* Begin DATA EXTRACT *

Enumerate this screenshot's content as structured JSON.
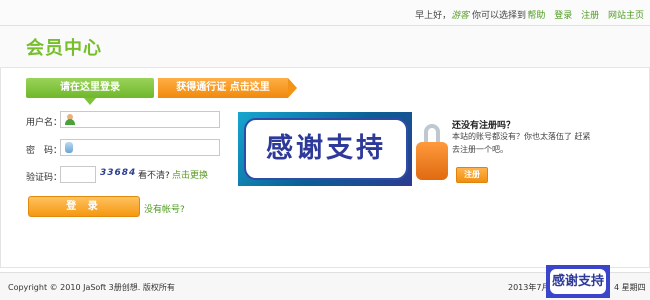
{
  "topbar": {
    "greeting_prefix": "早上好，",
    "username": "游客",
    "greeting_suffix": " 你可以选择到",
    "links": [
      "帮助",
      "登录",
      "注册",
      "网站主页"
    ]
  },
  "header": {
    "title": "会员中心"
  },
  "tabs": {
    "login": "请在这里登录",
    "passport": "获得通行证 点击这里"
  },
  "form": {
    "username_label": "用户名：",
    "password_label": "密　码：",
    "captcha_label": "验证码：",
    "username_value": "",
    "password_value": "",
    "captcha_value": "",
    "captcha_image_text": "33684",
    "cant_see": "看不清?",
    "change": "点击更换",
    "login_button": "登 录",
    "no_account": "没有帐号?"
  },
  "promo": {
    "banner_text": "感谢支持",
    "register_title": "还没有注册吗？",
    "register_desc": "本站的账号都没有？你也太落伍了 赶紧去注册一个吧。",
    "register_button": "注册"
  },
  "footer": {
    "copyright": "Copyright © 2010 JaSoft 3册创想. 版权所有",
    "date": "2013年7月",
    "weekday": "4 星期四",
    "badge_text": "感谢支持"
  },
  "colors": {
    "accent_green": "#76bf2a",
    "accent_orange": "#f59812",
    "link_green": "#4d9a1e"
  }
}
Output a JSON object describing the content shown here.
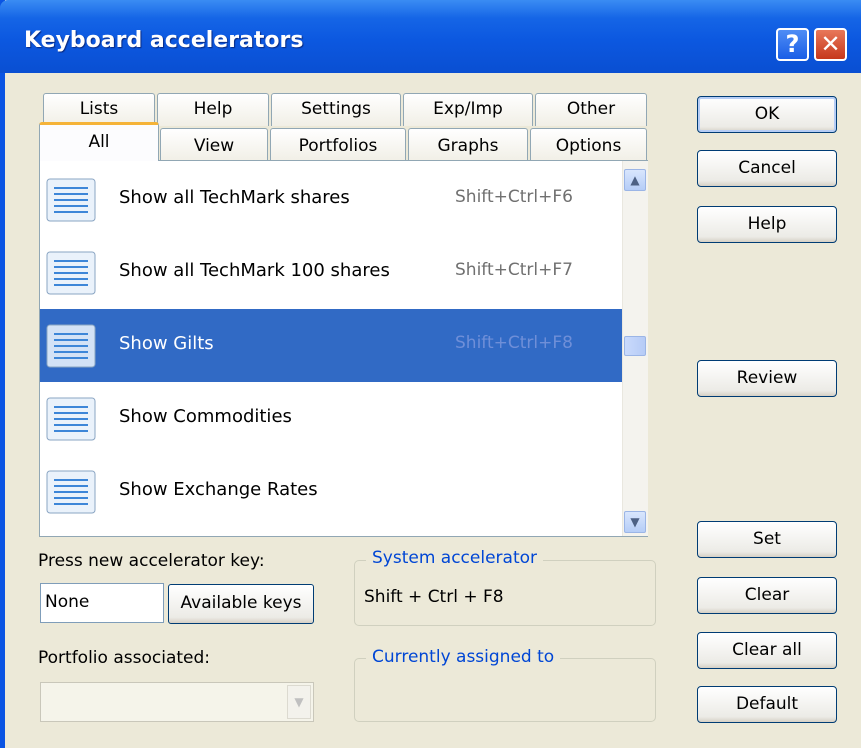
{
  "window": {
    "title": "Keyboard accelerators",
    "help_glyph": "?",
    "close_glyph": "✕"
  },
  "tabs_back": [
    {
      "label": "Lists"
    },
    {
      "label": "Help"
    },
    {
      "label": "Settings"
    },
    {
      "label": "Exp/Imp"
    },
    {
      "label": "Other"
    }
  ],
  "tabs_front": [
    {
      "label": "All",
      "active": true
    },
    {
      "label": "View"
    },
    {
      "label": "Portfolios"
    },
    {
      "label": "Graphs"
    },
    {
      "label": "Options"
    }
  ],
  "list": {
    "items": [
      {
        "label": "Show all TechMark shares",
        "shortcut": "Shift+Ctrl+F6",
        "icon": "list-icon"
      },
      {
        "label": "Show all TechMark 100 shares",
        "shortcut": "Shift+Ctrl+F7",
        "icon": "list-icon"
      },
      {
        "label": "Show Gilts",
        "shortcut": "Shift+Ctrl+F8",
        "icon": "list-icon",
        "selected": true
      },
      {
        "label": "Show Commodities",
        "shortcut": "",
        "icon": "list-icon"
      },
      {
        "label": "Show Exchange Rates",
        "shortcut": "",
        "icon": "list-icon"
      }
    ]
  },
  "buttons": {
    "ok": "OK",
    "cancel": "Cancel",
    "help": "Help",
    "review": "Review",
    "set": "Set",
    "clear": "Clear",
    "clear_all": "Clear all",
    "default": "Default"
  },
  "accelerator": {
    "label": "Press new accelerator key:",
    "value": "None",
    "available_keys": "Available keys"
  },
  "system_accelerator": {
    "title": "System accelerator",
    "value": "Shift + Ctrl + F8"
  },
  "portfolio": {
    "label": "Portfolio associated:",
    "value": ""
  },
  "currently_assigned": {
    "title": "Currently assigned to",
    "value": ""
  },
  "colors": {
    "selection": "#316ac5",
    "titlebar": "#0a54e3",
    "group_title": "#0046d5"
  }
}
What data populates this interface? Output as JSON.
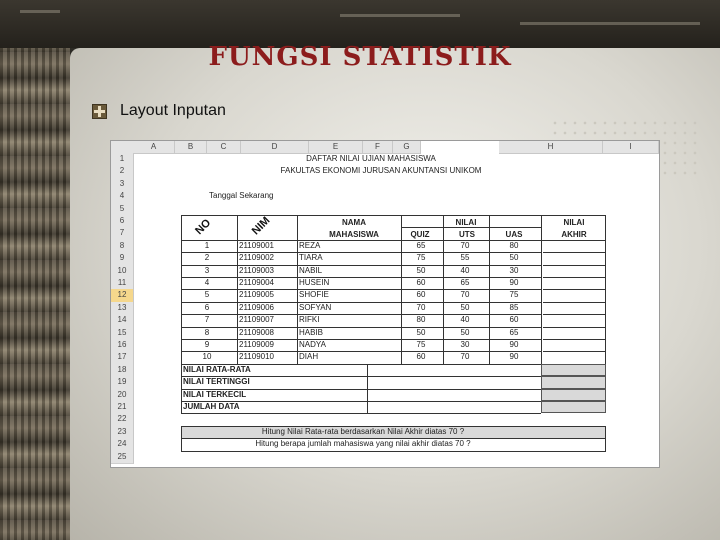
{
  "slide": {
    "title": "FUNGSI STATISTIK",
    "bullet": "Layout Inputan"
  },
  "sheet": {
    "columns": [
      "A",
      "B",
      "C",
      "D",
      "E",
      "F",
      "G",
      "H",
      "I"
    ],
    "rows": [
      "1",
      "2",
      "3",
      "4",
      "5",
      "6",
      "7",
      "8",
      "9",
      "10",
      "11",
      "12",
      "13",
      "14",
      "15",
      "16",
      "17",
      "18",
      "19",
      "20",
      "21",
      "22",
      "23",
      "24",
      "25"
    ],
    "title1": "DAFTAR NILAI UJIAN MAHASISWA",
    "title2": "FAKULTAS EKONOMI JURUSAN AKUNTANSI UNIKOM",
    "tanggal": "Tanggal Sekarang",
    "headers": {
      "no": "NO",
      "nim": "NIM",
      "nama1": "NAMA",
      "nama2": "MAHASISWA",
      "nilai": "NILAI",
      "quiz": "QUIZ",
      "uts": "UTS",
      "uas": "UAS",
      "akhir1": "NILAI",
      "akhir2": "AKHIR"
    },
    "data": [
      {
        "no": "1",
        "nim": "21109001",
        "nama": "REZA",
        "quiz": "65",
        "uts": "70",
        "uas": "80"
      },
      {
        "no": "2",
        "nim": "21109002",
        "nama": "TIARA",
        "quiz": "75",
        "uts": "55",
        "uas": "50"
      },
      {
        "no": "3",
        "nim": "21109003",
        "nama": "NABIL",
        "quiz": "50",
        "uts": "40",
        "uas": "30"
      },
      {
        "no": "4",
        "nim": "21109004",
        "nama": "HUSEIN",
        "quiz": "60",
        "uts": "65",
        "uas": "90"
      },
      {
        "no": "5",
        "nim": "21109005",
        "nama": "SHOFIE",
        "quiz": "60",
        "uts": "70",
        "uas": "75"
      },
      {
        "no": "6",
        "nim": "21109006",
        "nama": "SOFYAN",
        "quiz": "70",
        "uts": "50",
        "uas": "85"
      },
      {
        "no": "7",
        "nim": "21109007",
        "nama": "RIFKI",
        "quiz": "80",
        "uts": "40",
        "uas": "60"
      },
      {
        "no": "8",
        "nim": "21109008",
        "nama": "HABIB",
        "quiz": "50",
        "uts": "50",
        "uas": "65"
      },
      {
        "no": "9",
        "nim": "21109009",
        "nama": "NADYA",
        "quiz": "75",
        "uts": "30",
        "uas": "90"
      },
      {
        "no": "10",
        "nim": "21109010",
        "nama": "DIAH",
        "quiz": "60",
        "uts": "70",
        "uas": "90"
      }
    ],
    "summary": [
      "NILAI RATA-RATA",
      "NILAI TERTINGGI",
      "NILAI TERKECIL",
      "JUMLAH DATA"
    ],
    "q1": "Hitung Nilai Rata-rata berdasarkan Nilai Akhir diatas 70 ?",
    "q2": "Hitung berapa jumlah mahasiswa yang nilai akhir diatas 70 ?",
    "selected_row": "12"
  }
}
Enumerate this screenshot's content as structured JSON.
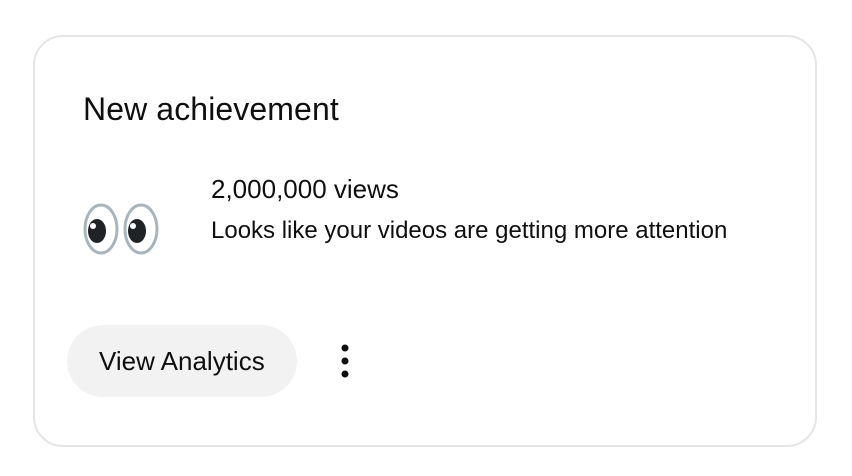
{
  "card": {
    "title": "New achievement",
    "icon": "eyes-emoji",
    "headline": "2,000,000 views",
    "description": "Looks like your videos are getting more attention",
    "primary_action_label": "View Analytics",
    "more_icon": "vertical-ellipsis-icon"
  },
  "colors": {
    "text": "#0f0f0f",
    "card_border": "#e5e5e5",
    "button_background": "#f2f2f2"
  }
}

* End DATA EXTRACT *

* _YOUR GOAL_: Copy the records exactly as they appear, excluding images.

* _RESPONSE TO THIS EXERCISE_:
Enumerate this screenshot's content as structured JSON.
{
  "topbar": {
    "greeting_prefix": "早上好，",
    "username": "游客",
    "greeting_suffix": " 你可以选择到",
    "links": [
      "帮助",
      "登录",
      "注册",
      "网站主页"
    ]
  },
  "header": {
    "title": "会员中心"
  },
  "tabs": {
    "login": "请在这里登录",
    "passport": "获得通行证 点击这里"
  },
  "form": {
    "username_label": "用户名：",
    "password_label": "密　码：",
    "captcha_label": "验证码：",
    "username_value": "",
    "password_value": "",
    "captcha_value": "",
    "captcha_image_text": "33684",
    "cant_see": "看不清?",
    "change": "点击更换",
    "login_button": "登 录",
    "no_account": "没有帐号?"
  },
  "promo": {
    "banner_text": "感谢支持",
    "register_title": "还没有注册吗？",
    "register_desc": "本站的账号都没有？你也太落伍了 赶紧去注册一个吧。",
    "register_button": "注册"
  },
  "footer": {
    "copyright": "Copyright © 2010 JaSoft 3册创想. 版权所有",
    "date": "2013年7月",
    "weekday": "4 星期四",
    "badge_text": "感谢支持"
  },
  "colors": {
    "accent_green": "#76bf2a",
    "accent_orange": "#f59812",
    "link_green": "#4d9a1e"
  }
}
Output a JSON object describing the content shown here.
{
  "window": {
    "title": "Keyboard accelerators",
    "help_glyph": "?",
    "close_glyph": "✕"
  },
  "tabs_back": [
    {
      "label": "Lists"
    },
    {
      "label": "Help"
    },
    {
      "label": "Settings"
    },
    {
      "label": "Exp/Imp"
    },
    {
      "label": "Other"
    }
  ],
  "tabs_front": [
    {
      "label": "All",
      "active": true
    },
    {
      "label": "View"
    },
    {
      "label": "Portfolios"
    },
    {
      "label": "Graphs"
    },
    {
      "label": "Options"
    }
  ],
  "list": {
    "items": [
      {
        "label": "Show all TechMark shares",
        "shortcut": "Shift+Ctrl+F6",
        "icon": "list-icon"
      },
      {
        "label": "Show all TechMark 100 shares",
        "shortcut": "Shift+Ctrl+F7",
        "icon": "list-icon"
      },
      {
        "label": "Show Gilts",
        "shortcut": "Shift+Ctrl+F8",
        "icon": "list-icon",
        "selected": true
      },
      {
        "label": "Show Commodities",
        "shortcut": "",
        "icon": "list-icon"
      },
      {
        "label": "Show Exchange Rates",
        "shortcut": "",
        "icon": "list-icon"
      }
    ]
  },
  "buttons": {
    "ok": "OK",
    "cancel": "Cancel",
    "help": "Help",
    "review": "Review",
    "set": "Set",
    "clear": "Clear",
    "clear_all": "Clear all",
    "default": "Default"
  },
  "accelerator": {
    "label": "Press new accelerator key:",
    "value": "None",
    "available_keys": "Available keys"
  },
  "system_accelerator": {
    "title": "System accelerator",
    "value": "Shift + Ctrl + F8"
  },
  "portfolio": {
    "label": "Portfolio associated:",
    "value": ""
  },
  "currently_assigned": {
    "title": "Currently assigned to",
    "value": ""
  },
  "colors": {
    "selection": "#316ac5",
    "titlebar": "#0a54e3",
    "group_title": "#0046d5"
  }
}
What data populates this interface? Output as JSON.
{
  "slide": {
    "title": "FUNGSI STATISTIK",
    "bullet": "Layout Inputan"
  },
  "sheet": {
    "columns": [
      "A",
      "B",
      "C",
      "D",
      "E",
      "F",
      "G",
      "H",
      "I"
    ],
    "rows": [
      "1",
      "2",
      "3",
      "4",
      "5",
      "6",
      "7",
      "8",
      "9",
      "10",
      "11",
      "12",
      "13",
      "14",
      "15",
      "16",
      "17",
      "18",
      "19",
      "20",
      "21",
      "22",
      "23",
      "24",
      "25"
    ],
    "title1": "DAFTAR NILAI UJIAN MAHASISWA",
    "title2": "FAKULTAS EKONOMI JURUSAN AKUNTANSI UNIKOM",
    "tanggal": "Tanggal Sekarang",
    "headers": {
      "no": "NO",
      "nim": "NIM",
      "nama1": "NAMA",
      "nama2": "MAHASISWA",
      "nilai": "NILAI",
      "quiz": "QUIZ",
      "uts": "UTS",
      "uas": "UAS",
      "akhir1": "NILAI",
      "akhir2": "AKHIR"
    },
    "data": [
      {
        "no": "1",
        "nim": "21109001",
        "nama": "REZA",
        "quiz": "65",
        "uts": "70",
        "uas": "80"
      },
      {
        "no": "2",
        "nim": "21109002",
        "nama": "TIARA",
        "quiz": "75",
        "uts": "55",
        "uas": "50"
      },
      {
        "no": "3",
        "nim": "21109003",
        "nama": "NABIL",
        "quiz": "50",
        "uts": "40",
        "uas": "30"
      },
      {
        "no": "4",
        "nim": "21109004",
        "nama": "HUSEIN",
        "quiz": "60",
        "uts": "65",
        "uas": "90"
      },
      {
        "no": "5",
        "nim": "21109005",
        "nama": "SHOFIE",
        "quiz": "60",
        "uts": "70",
        "uas": "75"
      },
      {
        "no": "6",
        "nim": "21109006",
        "nama": "SOFYAN",
        "quiz": "70",
        "uts": "50",
        "uas": "85"
      },
      {
        "no": "7",
        "nim": "21109007",
        "nama": "RIFKI",
        "quiz": "80",
        "uts": "40",
        "uas": "60"
      },
      {
        "no": "8",
        "nim": "21109008",
        "nama": "HABIB",
        "quiz": "50",
        "uts": "50",
        "uas": "65"
      },
      {
        "no": "9",
        "nim": "21109009",
        "nama": "NADYA",
        "quiz": "75",
        "uts": "30",
        "uas": "90"
      },
      {
        "no": "10",
        "nim": "21109010",
        "nama": "DIAH",
        "quiz": "60",
        "uts": "70",
        "uas": "90"
      }
    ],
    "summary": [
      "NILAI RATA-RATA",
      "NILAI TERTINGGI",
      "NILAI TERKECIL",
      "JUMLAH DATA"
    ],
    "q1": "Hitung Nilai Rata-rata berdasarkan Nilai Akhir diatas 70 ?",
    "q2": "Hitung berapa jumlah mahasiswa yang nilai akhir diatas 70 ?",
    "selected_row": "12"
  }
}
Enumerate this screenshot's content as structured JSON.
{
  "card": {
    "title": "New achievement",
    "icon": "eyes-emoji",
    "headline": "2,000,000 views",
    "description": "Looks like your videos are getting more attention",
    "primary_action_label": "View Analytics",
    "more_icon": "vertical-ellipsis-icon"
  },
  "colors": {
    "text": "#0f0f0f",
    "card_border": "#e5e5e5",
    "button_background": "#f2f2f2"
  }
}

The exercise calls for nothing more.